— begin —
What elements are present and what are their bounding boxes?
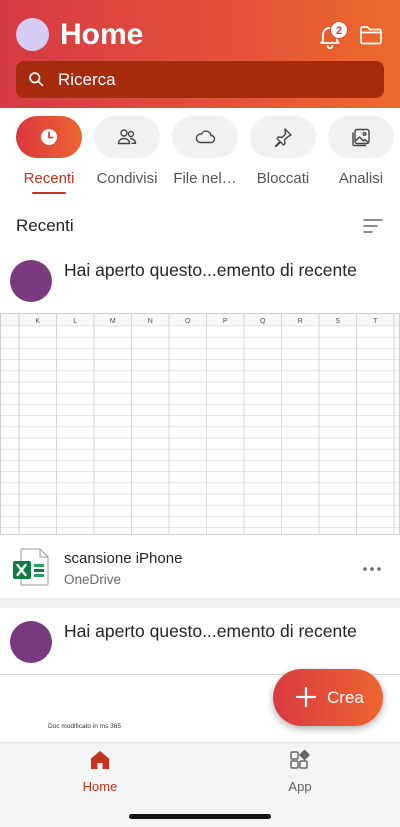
column-header-label: L xyxy=(73,318,77,325)
folder-icon[interactable] xyxy=(359,24,383,46)
cloud-icon xyxy=(195,130,216,144)
activity-text: Hai aperto questo...emento di recente xyxy=(64,621,357,641)
page-title: Home xyxy=(60,18,144,51)
nav-item-app[interactable]: App xyxy=(260,749,340,795)
home-icon xyxy=(91,751,109,769)
image-icon xyxy=(352,128,370,147)
profile-avatar[interactable] xyxy=(16,18,49,51)
column-header-label: N xyxy=(148,318,153,325)
column-header-label: P xyxy=(223,318,228,325)
tab-file-nel-cloud[interactable]: File nel… xyxy=(172,116,238,192)
nav-label: Home xyxy=(82,779,118,794)
user-avatar xyxy=(10,260,52,302)
divider xyxy=(0,598,400,608)
sort-icon[interactable] xyxy=(363,218,383,234)
notification-badge: 2 xyxy=(330,21,348,39)
column-header-label: Q xyxy=(260,318,266,325)
app-header: Home 2 Ricerca xyxy=(0,0,400,108)
file-item[interactable]: scansione iPhone OneDrive xyxy=(0,536,400,598)
filter-tabs: Recenti Condivisi File nel… Bloccati Ana… xyxy=(0,108,400,198)
people-icon xyxy=(117,129,137,145)
user-avatar xyxy=(10,621,52,663)
tab-recenti[interactable]: Recenti xyxy=(16,116,82,194)
search-input[interactable]: Ricerca xyxy=(58,70,116,90)
tab-label: File nel… xyxy=(173,170,237,187)
pin-icon xyxy=(274,128,292,148)
create-button[interactable]: Crea xyxy=(273,669,383,726)
spreadsheet-preview[interactable]: K L M N O P Q R S T xyxy=(0,313,400,535)
active-tab-indicator xyxy=(32,192,66,194)
more-options-icon[interactable] xyxy=(362,566,382,572)
clock-icon xyxy=(41,129,57,145)
main-content: Recenti Condivisi File nel… Bloccati Ana… xyxy=(0,108,400,742)
nav-label: App xyxy=(288,779,312,794)
column-header-label: S xyxy=(335,318,340,325)
search-bar[interactable]: Ricerca xyxy=(16,61,384,98)
spreadsheet-grid: K L M N O P Q R S T xyxy=(1,314,399,534)
nav-item-home[interactable]: Home xyxy=(60,749,140,795)
column-header-label: O xyxy=(185,318,191,325)
column-header-label: K xyxy=(35,318,40,325)
tab-condivisi[interactable]: Condivisi xyxy=(94,116,160,192)
excel-icon xyxy=(13,548,49,586)
file-name: scansione iPhone xyxy=(64,550,183,567)
document-preview-text: Doc modificato in ms 365 xyxy=(48,723,121,730)
bottom-navigation: Home App xyxy=(0,742,400,827)
column-header-label: T xyxy=(373,318,378,325)
section-title: Recenti xyxy=(16,216,74,235)
column-header-bar xyxy=(1,314,399,326)
create-button-label: Crea xyxy=(327,688,364,707)
file-location: OneDrive xyxy=(64,572,122,587)
column-header-label: R xyxy=(298,318,303,325)
apps-icon xyxy=(290,749,311,769)
activity-text: Hai aperto questo...emento di recente xyxy=(64,260,357,280)
tab-label: Analisi xyxy=(338,170,384,187)
tab-label: Recenti xyxy=(23,170,75,187)
home-indicator xyxy=(129,814,271,819)
plus-icon xyxy=(295,686,317,708)
tab-bloccati[interactable]: Bloccati xyxy=(250,116,316,192)
search-icon xyxy=(29,72,44,87)
tab-label: Condivisi xyxy=(96,170,158,187)
tab-analisi[interactable]: Analisi xyxy=(328,116,394,192)
column-header-label: M xyxy=(110,318,116,325)
tab-label: Bloccati xyxy=(256,170,310,187)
— end —
**Exercise description**
Express all of the data above as a Markdown table with the columns "No." and "Line", giving each line its row number and skipping blank lines. Leave the pictures out of the table.

**Answer to the problem**
| No. | Line |
|---|---|
| 1 | What elements are present and what are their bounding boxes? |
| 2 | column-header-label: L xyxy=(73,318,77,325) |
| 3 | folder-icon[interactable] xyxy=(359,24,383,46) |
| 4 | cloud-icon xyxy=(195,130,216,144) |
| 5 | activity-text: Hai aperto questo...emento di recente xyxy=(64,621,357,641) |
| 6 | page-title: Home xyxy=(60,18,144,51) |
| 7 | nav-item-app[interactable]: App xyxy=(260,749,340,795) |
| 8 | home-icon xyxy=(91,751,109,769) |
| 9 | image-icon xyxy=(352,128,370,147) |
| 10 | profile-avatar[interactable] xyxy=(16,18,49,51) |
| 11 | column-header-label: N xyxy=(148,318,153,325) |
| 12 | column-header-label: P xyxy=(223,318,228,325) |
| 13 | tab-file-nel-cloud[interactable]: File nel… xyxy=(172,116,238,192) |
| 14 | nav-label: Home xyxy=(82,779,118,794) |
| 15 | user-avatar xyxy=(10,260,52,302) |
| 16 | divider xyxy=(0,598,400,608) |
| 17 | sort-icon[interactable] xyxy=(363,218,383,234) |
| 18 | notification-badge: 2 xyxy=(330,21,348,39) |
| 19 | column-header-label: Q xyxy=(260,318,266,325) |
| 20 | app-header: Home 2 Ricerca xyxy=(0,0,400,108) |
| 21 | file-item[interactable]: scansione iPhone OneDrive xyxy=(0,536,400,598) |
| 22 | filter-tabs: Recenti Condivisi File nel… Bloccati Ana… xyxy=(0,108,400,198) |
| 23 | people-icon xyxy=(117,129,137,145) |
| 24 | user-avatar xyxy=(10,621,52,663) |
| 25 | tab-recenti[interactable]: Recenti xyxy=(16,116,82,194) |
| 26 | search-input[interactable]: Ricerca xyxy=(58,70,116,90) |
| 27 | tab-label: File nel… xyxy=(173,170,237,187) |
| 28 | pin-icon xyxy=(274,128,292,148) |
| 29 | create-button[interactable]: Crea xyxy=(273,669,383,726) |
| 30 | spreadsheet-preview[interactable]: K L M N O P Q R S T xyxy=(0,313,400,535) |
| 31 | active-tab-indicator xyxy=(32,192,66,194) |
| 32 | more-options-icon[interactable] xyxy=(362,566,382,572) |
| 33 | clock-icon xyxy=(41,129,57,145) |
| 34 | main-content: Recenti Condivisi File nel… Bloccati Ana… xyxy=(0,108,400,742) |
| 35 | nav-label: App xyxy=(288,779,312,794) |
| 36 | column-header-label: S xyxy=(335,318,340,325) |
| 37 | search-bar[interactable]: Ricerca xyxy=(16,61,384,98) |
| 38 | spreadsheet-grid: K L M N O P Q R S T xyxy=(1,314,399,534) |
| 39 | nav-item-home[interactable]: Home xyxy=(60,749,140,795) |
| 40 | column-header-label: O xyxy=(185,318,191,325) |
| 41 | column-header-label: K xyxy=(35,318,40,325) |
| 42 | tab-condivisi[interactable]: Condivisi xyxy=(94,116,160,192) |
| 43 | excel-icon xyxy=(13,548,49,586) |
| 44 | file-name: scansione iPhone xyxy=(64,550,183,567) |
| 45 | document-preview-text: Doc modificato in ms 365 xyxy=(48,723,121,730) |
| 46 | bottom-navigation: Home App xyxy=(0,742,400,827) |
| 47 | column-header-label: T xyxy=(373,318,378,325) |
| 48 | section-title: Recenti xyxy=(16,216,74,235) |
| 49 | column-header-bar xyxy=(1,314,399,326) |
| 50 | create-button-label: Crea xyxy=(327,688,364,707) |
| 51 | file-location: OneDrive xyxy=(64,572,122,587) |
| 52 | column-header-label: R xyxy=(298,318,303,325) |
| 53 | apps-icon xyxy=(290,749,311,769) |
| 54 | activity-text: Hai aperto questo...emento di recente xyxy=(64,260,357,280) |
| 55 | tab-label: Analisi xyxy=(338,170,384,187) |
| 56 | tab-label: Recenti xyxy=(23,170,75,187) |
| 57 | home-indicator xyxy=(129,814,271,819) |
| 58 | plus-icon xyxy=(295,686,317,708) |
| 59 | tab-bloccati[interactable]: Bloccati xyxy=(250,116,316,192) |
| 60 | search-icon xyxy=(29,72,44,87) |
| 61 | tab-label: Condivisi xyxy=(96,170,158,187) |
| 62 | tab-analisi[interactable]: Analisi xyxy=(328,116,394,192) |
| 63 | column-header-label: M xyxy=(110,318,116,325) |
| 64 | tab-label: Bloccati xyxy=(256,170,310,187) |